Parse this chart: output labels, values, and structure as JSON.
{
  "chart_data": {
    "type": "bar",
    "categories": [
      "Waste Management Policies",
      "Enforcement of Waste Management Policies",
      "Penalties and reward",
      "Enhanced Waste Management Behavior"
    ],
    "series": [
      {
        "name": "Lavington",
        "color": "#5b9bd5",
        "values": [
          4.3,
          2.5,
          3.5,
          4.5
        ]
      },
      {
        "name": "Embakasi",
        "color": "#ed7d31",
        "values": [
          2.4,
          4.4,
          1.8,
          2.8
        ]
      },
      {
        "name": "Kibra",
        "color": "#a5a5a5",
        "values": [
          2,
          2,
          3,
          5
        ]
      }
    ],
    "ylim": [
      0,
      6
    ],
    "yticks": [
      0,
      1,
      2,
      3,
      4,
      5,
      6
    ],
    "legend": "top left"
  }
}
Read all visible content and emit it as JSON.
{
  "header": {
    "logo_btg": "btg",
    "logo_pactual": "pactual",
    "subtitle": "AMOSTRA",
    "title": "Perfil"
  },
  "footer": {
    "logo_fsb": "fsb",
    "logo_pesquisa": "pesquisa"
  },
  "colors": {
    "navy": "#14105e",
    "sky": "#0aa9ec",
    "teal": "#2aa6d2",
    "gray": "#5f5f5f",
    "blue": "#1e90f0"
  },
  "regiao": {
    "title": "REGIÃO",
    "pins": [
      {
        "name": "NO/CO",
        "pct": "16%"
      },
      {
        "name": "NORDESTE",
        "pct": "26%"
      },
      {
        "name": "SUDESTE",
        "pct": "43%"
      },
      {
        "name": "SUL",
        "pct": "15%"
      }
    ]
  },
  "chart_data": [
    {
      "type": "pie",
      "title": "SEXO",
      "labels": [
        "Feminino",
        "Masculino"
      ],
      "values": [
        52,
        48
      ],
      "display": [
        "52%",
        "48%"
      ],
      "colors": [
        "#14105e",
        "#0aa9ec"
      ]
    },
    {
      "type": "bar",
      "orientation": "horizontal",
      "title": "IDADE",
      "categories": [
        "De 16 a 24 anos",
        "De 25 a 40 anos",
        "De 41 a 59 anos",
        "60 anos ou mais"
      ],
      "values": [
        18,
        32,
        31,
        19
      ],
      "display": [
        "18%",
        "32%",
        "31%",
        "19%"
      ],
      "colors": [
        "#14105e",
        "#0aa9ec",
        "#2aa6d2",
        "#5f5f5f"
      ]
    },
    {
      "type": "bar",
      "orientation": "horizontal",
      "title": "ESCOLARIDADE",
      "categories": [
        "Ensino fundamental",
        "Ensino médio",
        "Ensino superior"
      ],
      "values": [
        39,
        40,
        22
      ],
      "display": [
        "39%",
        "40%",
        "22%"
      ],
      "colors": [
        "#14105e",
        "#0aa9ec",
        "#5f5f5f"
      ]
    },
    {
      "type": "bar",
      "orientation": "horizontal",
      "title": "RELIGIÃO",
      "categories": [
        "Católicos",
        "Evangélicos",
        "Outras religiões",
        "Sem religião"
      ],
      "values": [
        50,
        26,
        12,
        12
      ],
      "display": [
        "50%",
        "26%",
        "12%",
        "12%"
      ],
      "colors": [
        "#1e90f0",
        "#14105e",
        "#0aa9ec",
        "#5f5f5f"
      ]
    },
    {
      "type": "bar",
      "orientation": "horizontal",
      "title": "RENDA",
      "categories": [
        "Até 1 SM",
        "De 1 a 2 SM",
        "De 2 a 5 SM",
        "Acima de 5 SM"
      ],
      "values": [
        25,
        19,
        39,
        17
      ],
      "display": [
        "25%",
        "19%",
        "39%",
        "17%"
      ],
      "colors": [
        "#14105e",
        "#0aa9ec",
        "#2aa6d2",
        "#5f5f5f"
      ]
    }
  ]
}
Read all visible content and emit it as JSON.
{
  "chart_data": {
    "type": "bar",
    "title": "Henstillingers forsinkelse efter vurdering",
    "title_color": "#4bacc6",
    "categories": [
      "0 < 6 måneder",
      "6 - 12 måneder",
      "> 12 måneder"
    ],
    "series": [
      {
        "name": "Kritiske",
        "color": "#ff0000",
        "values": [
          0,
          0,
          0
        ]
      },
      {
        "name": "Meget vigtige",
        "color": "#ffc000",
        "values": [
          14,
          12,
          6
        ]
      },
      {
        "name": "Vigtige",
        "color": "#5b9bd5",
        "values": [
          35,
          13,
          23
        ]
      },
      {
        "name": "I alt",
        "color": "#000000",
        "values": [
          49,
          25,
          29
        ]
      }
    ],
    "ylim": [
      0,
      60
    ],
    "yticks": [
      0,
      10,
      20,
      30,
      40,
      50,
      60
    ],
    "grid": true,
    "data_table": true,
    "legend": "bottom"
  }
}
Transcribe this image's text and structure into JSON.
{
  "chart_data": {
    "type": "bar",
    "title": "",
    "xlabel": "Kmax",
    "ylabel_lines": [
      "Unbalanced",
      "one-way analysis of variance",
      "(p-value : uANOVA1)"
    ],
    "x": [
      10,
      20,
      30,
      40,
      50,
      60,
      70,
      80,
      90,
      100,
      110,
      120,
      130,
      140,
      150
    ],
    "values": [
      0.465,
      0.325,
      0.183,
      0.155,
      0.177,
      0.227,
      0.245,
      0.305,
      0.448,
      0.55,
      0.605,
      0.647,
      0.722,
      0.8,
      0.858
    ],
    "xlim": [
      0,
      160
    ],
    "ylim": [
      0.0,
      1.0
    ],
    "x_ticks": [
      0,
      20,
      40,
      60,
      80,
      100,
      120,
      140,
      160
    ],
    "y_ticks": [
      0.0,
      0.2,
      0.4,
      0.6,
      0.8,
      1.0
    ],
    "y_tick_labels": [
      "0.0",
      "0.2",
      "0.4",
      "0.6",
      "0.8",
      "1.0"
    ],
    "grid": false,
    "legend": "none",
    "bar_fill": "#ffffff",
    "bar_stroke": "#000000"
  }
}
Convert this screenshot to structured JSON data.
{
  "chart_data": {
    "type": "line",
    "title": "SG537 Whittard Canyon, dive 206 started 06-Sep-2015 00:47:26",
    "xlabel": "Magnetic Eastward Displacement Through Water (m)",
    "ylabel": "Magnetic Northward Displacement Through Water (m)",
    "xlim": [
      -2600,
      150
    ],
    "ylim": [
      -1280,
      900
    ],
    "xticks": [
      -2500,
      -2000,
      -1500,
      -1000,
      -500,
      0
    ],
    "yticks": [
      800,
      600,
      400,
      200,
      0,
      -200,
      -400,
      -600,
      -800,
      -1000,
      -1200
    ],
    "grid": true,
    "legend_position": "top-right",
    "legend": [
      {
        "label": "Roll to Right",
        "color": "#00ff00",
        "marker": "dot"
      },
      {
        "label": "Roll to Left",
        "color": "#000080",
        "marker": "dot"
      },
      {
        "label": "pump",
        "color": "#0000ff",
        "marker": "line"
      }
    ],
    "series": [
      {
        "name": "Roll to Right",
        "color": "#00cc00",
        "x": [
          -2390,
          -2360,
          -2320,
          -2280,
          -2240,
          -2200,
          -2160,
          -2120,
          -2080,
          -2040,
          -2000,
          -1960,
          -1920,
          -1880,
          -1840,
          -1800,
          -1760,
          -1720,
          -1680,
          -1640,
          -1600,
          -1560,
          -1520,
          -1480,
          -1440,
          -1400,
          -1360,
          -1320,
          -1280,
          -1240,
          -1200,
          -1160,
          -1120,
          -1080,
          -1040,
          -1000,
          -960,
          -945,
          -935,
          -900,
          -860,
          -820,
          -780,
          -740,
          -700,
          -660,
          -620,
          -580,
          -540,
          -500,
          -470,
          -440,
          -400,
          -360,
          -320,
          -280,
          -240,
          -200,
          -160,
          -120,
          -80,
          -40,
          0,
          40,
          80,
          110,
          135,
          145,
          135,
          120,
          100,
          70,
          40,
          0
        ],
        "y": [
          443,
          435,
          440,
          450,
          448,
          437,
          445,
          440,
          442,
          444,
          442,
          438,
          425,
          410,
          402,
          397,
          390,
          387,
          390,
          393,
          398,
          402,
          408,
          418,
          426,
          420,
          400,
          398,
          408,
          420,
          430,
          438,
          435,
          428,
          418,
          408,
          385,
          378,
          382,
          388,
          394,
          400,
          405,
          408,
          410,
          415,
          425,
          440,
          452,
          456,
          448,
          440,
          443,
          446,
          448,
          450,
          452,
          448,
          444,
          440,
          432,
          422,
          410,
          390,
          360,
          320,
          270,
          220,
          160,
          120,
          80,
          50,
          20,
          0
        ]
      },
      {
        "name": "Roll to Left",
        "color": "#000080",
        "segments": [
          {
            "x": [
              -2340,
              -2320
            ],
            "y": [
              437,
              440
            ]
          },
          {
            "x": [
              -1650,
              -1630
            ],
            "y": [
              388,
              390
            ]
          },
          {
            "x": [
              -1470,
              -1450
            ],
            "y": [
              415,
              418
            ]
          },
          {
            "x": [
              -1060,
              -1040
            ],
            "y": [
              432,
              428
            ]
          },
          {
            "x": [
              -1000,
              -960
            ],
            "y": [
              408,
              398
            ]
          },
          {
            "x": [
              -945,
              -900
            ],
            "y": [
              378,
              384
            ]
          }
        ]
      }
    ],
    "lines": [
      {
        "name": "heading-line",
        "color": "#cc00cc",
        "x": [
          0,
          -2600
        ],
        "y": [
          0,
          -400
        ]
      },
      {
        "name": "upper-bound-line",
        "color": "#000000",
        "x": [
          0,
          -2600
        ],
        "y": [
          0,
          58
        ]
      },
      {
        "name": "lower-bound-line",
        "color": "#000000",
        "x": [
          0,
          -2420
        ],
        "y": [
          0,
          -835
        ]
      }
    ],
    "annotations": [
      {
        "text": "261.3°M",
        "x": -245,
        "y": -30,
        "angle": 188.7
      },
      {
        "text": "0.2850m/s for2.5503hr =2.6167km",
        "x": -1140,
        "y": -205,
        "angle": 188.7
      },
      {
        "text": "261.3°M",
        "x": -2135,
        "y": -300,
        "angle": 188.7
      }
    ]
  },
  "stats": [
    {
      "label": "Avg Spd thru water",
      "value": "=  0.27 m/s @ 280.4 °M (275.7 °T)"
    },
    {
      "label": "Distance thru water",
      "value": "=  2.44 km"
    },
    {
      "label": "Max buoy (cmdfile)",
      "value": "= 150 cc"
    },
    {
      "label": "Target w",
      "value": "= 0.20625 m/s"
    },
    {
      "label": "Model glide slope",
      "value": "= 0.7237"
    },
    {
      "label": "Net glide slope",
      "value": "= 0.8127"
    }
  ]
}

**Exercise requirements**
Count the lines above in which the word "Roll" appears, then state only that count.

**Result of this exercise**
4